== What you should do ==
Scan the records below. Copy every line in which the word "JSON" appears.

== Available data ==
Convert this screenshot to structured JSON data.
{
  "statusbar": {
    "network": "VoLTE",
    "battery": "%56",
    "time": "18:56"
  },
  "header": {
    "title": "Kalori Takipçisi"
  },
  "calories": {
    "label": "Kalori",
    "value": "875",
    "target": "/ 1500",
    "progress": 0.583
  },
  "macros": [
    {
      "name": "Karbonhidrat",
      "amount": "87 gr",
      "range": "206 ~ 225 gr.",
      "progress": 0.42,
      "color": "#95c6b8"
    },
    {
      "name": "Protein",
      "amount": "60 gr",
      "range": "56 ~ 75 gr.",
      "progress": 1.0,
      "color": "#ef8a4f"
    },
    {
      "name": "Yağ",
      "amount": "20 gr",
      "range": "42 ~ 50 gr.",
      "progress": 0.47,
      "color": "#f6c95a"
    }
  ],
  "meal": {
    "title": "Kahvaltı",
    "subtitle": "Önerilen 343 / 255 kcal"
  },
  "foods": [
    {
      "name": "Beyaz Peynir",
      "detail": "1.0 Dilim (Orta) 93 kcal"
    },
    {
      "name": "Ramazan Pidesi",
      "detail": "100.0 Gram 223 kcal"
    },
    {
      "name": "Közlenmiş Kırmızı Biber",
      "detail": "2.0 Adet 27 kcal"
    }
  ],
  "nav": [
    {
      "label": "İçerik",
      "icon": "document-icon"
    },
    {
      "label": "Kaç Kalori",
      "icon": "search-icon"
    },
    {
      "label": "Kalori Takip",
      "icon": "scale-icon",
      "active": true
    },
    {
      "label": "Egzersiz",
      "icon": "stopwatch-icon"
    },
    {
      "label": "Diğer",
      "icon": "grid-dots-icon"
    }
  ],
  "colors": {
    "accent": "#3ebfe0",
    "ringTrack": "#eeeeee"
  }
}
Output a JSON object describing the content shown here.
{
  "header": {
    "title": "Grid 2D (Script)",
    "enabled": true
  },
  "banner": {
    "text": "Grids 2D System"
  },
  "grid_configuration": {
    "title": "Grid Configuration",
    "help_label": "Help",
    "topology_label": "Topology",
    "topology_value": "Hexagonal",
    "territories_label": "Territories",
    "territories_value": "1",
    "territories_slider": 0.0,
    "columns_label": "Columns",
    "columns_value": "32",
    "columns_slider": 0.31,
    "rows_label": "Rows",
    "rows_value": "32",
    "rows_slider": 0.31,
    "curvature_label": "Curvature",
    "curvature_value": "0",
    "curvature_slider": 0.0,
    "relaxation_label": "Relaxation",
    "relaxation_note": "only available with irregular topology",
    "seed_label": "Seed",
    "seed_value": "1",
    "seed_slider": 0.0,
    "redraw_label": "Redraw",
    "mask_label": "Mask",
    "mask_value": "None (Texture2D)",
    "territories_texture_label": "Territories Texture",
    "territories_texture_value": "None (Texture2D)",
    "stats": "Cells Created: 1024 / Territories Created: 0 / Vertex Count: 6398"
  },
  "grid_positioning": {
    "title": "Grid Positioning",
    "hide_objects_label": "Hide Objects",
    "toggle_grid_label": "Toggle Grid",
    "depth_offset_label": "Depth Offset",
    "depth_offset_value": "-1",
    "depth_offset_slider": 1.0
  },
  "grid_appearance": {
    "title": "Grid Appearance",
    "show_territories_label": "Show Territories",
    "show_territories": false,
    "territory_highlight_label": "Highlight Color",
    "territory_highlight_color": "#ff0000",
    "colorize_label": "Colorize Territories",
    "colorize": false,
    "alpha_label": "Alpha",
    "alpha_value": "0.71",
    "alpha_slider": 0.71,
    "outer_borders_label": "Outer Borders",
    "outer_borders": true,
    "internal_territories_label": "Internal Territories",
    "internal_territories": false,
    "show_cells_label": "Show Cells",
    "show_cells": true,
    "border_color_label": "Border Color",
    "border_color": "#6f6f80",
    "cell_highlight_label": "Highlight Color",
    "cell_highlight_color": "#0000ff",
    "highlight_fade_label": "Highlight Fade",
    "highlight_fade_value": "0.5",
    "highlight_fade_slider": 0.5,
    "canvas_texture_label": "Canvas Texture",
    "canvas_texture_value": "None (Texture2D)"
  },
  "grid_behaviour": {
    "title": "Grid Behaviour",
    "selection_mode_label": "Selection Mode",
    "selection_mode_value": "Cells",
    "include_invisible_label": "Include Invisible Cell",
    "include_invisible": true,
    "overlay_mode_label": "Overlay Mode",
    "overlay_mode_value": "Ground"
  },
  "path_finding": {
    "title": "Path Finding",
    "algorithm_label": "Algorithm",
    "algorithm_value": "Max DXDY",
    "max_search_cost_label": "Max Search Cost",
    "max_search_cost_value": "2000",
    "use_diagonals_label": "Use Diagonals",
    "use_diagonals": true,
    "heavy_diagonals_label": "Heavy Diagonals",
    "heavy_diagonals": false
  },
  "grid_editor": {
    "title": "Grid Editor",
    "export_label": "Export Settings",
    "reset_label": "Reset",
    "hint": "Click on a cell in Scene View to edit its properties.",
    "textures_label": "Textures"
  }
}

== Output ==
Convert this screenshot to structured JSON data.
Output a JSON object describing the content shown here.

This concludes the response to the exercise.